**What the exercise asks**
Your task is to copy every line of the entries that contains "screenshot".
• • • • •
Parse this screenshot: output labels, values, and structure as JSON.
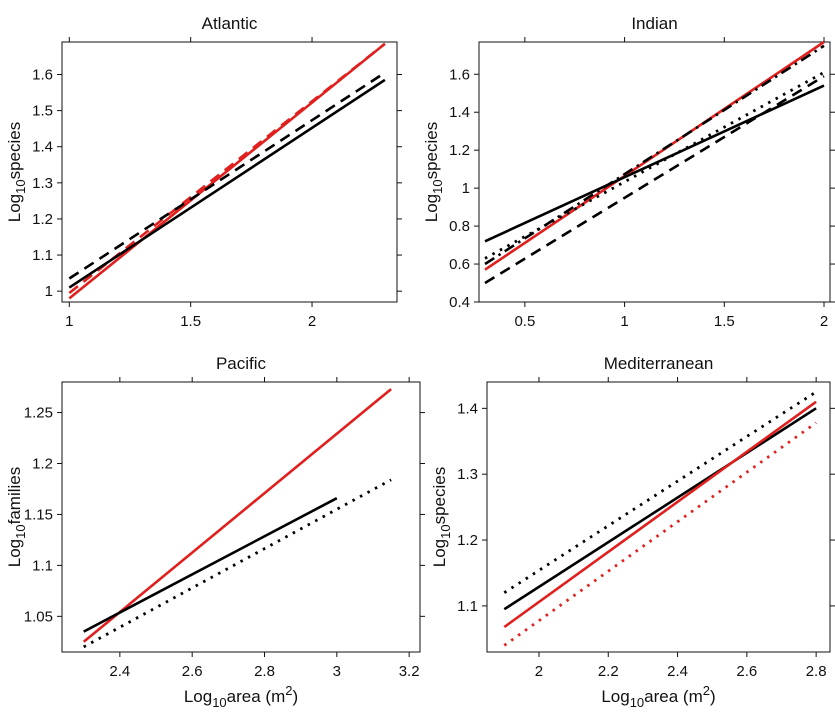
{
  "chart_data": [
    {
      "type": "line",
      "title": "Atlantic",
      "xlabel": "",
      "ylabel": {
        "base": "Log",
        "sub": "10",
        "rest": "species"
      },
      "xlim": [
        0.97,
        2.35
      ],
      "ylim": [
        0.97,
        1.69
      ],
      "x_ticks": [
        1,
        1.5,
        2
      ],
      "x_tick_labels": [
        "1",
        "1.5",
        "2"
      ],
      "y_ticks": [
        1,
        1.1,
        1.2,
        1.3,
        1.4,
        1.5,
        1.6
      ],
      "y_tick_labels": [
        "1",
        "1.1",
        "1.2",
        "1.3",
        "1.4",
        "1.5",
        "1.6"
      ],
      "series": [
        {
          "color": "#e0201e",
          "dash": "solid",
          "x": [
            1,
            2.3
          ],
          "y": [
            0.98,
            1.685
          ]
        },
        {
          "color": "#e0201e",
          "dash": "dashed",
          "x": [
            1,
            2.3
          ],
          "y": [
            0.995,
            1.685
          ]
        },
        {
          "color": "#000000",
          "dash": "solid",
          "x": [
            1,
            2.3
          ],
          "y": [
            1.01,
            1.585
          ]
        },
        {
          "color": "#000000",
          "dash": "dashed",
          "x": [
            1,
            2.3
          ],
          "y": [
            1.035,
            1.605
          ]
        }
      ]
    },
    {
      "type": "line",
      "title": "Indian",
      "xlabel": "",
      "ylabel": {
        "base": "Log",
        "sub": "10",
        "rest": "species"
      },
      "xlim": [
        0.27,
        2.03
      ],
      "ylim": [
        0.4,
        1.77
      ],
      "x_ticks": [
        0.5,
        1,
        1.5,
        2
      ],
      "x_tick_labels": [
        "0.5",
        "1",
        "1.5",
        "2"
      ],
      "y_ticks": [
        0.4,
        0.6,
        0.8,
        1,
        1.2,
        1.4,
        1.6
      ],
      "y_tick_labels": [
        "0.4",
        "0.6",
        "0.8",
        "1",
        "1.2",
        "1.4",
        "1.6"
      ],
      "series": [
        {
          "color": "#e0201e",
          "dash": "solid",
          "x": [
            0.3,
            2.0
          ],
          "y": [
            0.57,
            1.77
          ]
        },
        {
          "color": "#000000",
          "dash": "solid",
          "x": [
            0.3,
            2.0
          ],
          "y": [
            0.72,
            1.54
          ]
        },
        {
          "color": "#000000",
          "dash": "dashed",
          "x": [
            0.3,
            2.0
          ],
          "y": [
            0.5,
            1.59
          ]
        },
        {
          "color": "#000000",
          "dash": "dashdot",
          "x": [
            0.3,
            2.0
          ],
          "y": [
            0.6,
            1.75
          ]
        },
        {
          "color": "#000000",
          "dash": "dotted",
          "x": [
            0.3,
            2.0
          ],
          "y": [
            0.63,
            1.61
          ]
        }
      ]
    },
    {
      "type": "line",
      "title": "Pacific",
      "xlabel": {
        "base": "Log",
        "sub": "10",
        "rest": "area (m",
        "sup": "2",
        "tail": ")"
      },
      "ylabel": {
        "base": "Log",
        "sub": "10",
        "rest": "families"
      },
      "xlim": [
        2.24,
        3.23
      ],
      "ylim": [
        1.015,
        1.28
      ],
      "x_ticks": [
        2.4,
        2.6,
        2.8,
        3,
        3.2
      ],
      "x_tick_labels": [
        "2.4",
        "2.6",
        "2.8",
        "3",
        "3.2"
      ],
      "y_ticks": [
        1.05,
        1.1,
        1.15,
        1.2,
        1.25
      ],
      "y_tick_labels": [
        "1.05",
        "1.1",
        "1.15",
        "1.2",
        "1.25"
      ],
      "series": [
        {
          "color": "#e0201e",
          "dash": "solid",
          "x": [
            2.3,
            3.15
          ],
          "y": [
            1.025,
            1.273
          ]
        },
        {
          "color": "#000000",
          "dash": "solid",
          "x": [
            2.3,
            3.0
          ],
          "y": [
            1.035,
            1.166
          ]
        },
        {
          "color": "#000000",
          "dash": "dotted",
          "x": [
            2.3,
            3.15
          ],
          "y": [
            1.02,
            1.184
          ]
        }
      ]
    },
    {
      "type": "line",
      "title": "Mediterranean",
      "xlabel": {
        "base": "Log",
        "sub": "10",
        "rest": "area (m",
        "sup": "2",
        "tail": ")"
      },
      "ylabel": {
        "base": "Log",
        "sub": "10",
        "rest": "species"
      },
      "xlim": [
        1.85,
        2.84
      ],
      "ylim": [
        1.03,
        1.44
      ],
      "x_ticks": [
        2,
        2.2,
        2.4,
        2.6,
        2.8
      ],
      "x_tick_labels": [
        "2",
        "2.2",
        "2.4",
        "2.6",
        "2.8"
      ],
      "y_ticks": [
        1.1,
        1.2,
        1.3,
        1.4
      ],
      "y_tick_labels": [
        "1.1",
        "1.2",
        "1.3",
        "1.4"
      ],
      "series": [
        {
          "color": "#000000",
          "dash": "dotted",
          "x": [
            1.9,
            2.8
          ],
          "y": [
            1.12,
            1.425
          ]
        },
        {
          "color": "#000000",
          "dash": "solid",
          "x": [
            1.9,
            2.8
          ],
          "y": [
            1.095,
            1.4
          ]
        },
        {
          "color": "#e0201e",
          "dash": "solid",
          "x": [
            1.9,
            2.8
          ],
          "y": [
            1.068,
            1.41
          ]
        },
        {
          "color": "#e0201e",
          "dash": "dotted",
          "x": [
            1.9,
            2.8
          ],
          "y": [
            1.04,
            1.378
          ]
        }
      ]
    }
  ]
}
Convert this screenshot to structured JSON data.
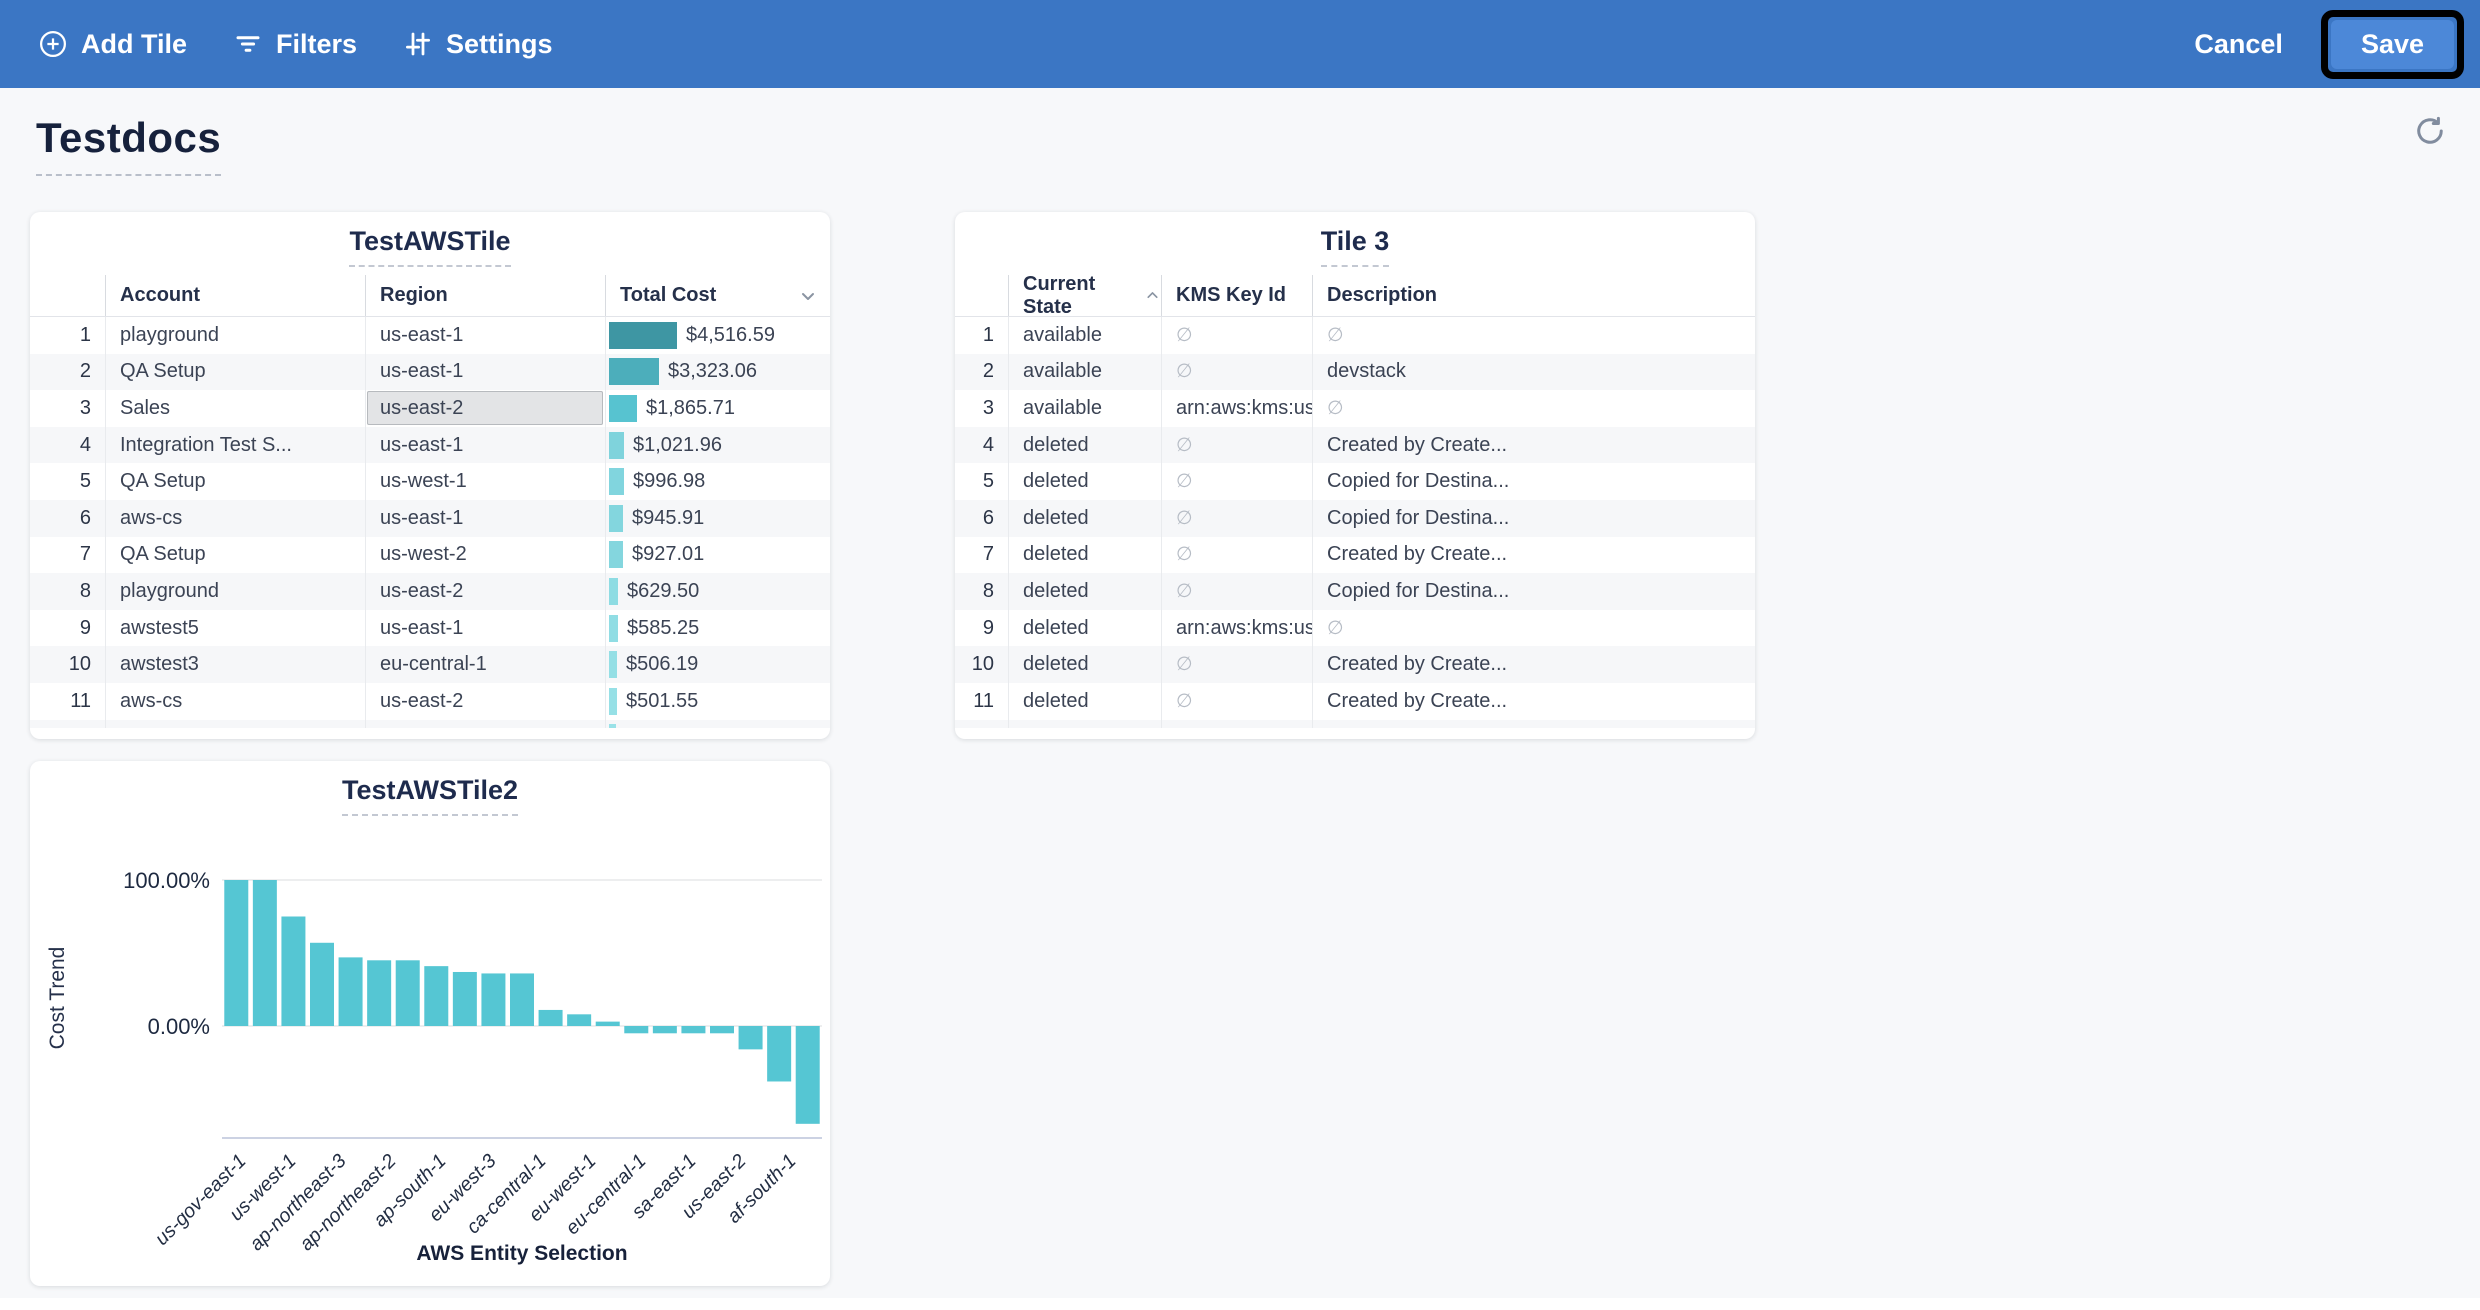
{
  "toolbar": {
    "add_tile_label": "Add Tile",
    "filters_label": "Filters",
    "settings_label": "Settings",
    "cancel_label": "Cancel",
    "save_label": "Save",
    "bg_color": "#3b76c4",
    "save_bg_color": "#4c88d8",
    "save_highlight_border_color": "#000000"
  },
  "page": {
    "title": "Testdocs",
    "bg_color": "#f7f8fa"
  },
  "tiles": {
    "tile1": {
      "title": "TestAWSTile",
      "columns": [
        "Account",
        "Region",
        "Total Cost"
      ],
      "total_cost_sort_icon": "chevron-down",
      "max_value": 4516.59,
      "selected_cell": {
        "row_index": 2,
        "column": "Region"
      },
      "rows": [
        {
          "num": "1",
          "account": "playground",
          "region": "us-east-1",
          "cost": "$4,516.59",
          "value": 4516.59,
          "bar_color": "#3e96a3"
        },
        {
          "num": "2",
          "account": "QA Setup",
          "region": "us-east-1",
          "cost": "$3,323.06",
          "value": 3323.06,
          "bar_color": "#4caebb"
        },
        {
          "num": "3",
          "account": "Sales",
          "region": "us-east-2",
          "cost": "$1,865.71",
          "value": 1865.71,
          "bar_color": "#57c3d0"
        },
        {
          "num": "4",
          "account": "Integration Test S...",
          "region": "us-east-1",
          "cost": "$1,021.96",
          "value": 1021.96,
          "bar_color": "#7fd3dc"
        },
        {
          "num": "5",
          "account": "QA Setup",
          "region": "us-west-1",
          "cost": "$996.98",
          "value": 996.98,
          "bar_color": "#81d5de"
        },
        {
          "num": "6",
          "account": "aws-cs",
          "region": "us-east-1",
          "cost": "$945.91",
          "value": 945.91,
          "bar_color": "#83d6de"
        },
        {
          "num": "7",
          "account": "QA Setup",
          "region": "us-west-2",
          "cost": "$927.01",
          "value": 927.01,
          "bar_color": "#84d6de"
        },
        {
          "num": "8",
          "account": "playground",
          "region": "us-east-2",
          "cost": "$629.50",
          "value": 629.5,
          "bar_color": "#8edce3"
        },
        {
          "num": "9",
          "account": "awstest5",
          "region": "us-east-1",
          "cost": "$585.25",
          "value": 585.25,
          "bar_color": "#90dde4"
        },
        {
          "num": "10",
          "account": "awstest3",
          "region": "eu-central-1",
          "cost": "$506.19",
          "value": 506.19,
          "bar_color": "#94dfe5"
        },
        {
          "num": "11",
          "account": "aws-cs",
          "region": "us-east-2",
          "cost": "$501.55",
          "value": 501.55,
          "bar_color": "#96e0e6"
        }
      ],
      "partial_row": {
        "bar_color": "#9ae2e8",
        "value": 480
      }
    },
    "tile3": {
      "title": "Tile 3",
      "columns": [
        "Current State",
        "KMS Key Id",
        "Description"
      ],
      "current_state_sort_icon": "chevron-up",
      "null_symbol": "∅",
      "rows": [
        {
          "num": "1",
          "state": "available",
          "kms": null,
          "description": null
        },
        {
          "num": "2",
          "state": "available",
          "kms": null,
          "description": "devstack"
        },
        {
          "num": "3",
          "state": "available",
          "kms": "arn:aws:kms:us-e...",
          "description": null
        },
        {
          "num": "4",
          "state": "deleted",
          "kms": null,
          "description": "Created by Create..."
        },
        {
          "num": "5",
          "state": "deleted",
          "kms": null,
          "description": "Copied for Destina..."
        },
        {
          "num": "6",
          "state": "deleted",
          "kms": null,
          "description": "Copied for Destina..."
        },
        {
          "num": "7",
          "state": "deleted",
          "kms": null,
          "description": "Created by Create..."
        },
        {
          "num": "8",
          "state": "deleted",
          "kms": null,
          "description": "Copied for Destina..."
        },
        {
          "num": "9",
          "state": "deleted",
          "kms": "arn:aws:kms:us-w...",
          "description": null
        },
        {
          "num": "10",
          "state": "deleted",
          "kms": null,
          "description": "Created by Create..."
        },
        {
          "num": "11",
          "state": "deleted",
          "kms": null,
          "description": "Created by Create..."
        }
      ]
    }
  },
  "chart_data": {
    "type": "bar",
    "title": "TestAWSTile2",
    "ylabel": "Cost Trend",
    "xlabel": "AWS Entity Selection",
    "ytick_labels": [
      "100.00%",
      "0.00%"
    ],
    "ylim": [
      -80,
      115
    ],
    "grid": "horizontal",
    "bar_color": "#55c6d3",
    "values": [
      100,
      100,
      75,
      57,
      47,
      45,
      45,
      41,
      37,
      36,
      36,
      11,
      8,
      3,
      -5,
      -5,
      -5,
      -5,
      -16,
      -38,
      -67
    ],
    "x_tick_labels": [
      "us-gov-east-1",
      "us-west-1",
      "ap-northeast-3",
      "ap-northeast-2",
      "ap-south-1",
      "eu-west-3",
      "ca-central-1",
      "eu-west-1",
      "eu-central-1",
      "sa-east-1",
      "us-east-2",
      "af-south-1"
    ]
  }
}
• • • • •
**Written reply**
Parse this screenshot: output labels, values, and structure as JSON.
Convert this screenshot to structured JSON data.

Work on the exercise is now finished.